• **DATA SECTION**:
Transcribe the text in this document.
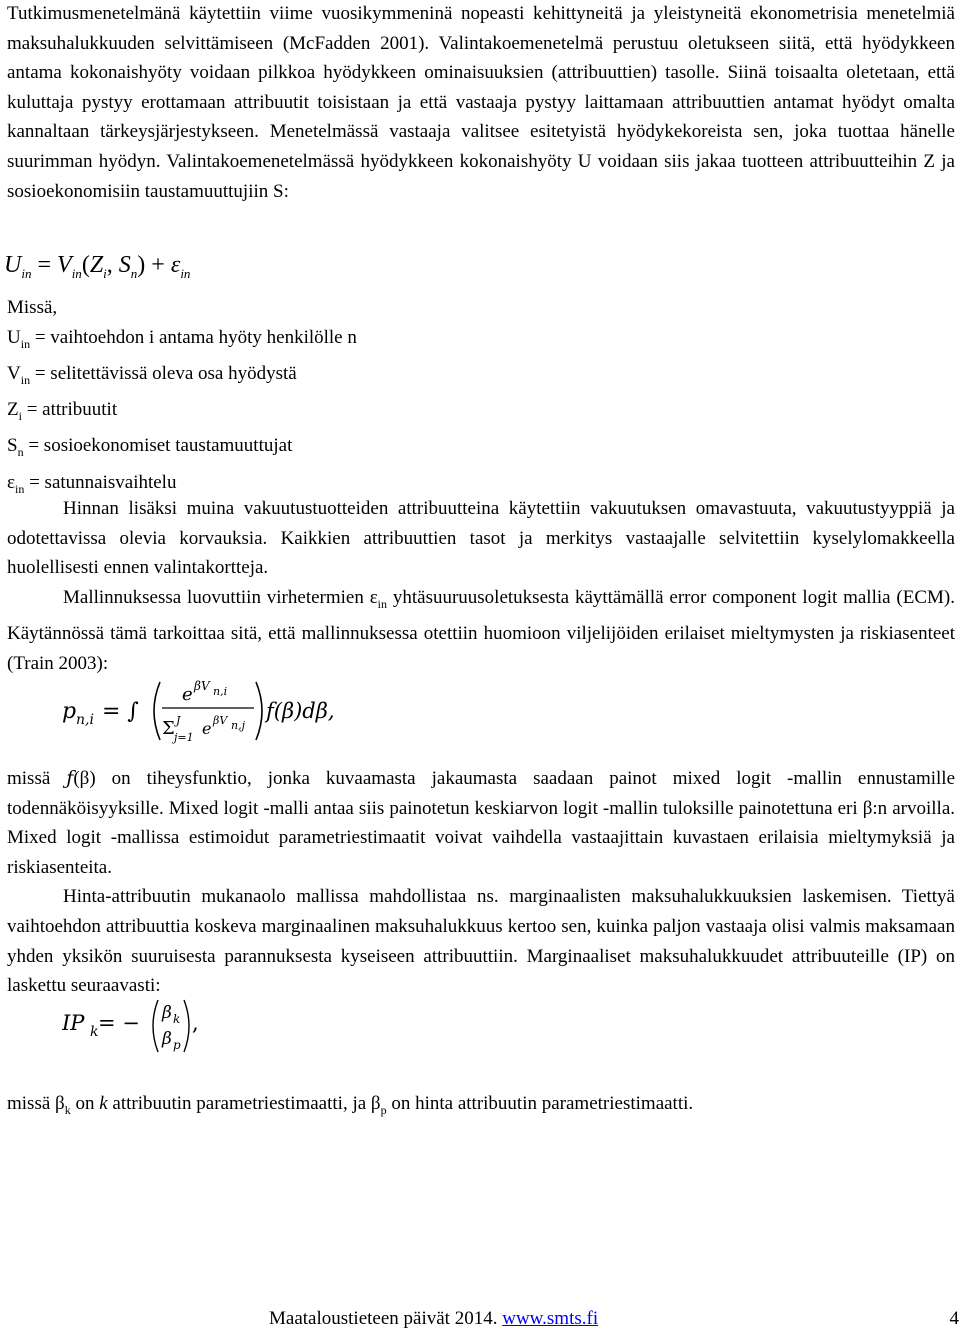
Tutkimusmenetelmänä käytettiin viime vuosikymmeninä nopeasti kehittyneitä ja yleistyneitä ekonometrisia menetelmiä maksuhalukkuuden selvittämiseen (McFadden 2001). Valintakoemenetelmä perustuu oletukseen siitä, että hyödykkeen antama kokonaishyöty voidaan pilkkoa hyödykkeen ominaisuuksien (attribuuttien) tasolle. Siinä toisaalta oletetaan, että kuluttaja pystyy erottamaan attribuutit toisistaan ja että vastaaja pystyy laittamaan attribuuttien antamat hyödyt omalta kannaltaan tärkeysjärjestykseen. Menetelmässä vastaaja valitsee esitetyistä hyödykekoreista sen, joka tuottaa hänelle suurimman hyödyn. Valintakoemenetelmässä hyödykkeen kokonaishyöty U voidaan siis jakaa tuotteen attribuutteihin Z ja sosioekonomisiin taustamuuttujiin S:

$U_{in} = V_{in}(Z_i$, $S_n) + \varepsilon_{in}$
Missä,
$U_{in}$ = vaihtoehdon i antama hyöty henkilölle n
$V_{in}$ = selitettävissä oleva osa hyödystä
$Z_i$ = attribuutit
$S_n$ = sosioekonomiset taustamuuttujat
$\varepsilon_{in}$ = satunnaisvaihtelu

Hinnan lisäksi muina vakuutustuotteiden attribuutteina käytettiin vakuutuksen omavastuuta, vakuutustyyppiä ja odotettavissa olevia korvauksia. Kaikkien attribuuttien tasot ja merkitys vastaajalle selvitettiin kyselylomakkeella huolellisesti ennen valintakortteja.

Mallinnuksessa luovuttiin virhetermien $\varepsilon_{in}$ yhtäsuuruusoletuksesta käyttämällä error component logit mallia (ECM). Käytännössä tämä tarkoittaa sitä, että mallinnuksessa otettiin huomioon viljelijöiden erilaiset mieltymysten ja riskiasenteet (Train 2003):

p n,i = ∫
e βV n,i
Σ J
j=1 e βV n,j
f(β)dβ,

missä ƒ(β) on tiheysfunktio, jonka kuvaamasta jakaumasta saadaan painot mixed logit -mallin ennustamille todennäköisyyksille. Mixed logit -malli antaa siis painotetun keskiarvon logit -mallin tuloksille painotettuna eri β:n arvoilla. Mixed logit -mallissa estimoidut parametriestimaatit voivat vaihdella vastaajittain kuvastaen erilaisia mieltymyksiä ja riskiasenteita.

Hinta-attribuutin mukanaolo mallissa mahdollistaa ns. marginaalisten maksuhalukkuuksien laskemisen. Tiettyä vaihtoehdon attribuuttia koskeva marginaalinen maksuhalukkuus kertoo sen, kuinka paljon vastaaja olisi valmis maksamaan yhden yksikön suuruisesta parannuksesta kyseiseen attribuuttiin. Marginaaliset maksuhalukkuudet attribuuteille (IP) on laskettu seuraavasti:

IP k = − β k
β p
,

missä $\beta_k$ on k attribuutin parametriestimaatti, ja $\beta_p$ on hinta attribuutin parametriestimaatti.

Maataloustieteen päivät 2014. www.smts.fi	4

---

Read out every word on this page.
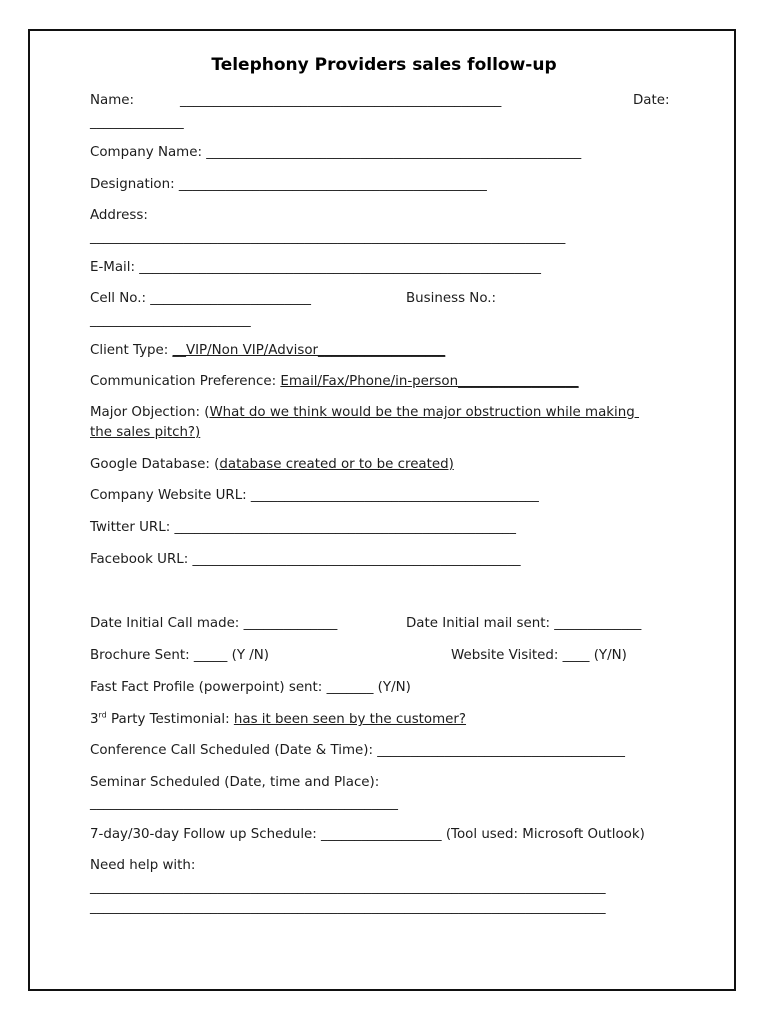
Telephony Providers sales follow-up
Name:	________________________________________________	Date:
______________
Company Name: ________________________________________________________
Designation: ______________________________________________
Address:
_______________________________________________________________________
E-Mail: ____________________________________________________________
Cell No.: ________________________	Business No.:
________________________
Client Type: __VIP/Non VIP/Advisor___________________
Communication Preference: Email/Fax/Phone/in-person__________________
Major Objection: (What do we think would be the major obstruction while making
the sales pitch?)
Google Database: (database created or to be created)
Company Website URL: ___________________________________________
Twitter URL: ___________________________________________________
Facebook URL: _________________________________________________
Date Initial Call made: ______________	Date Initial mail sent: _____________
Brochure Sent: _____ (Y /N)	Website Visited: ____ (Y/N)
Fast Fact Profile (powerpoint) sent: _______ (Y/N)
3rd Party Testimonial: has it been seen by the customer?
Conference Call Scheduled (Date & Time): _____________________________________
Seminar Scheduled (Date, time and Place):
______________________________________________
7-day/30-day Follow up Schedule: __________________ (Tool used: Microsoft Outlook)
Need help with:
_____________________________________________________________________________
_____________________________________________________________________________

• **AIM**:
Copy out each line that contains the word "Website".

• **EXERCISE RESULT**:
Company Website URL: ___________________________________________
Brochure Sent: _____ (Y /N)	Website Visited: ____ (Y/N)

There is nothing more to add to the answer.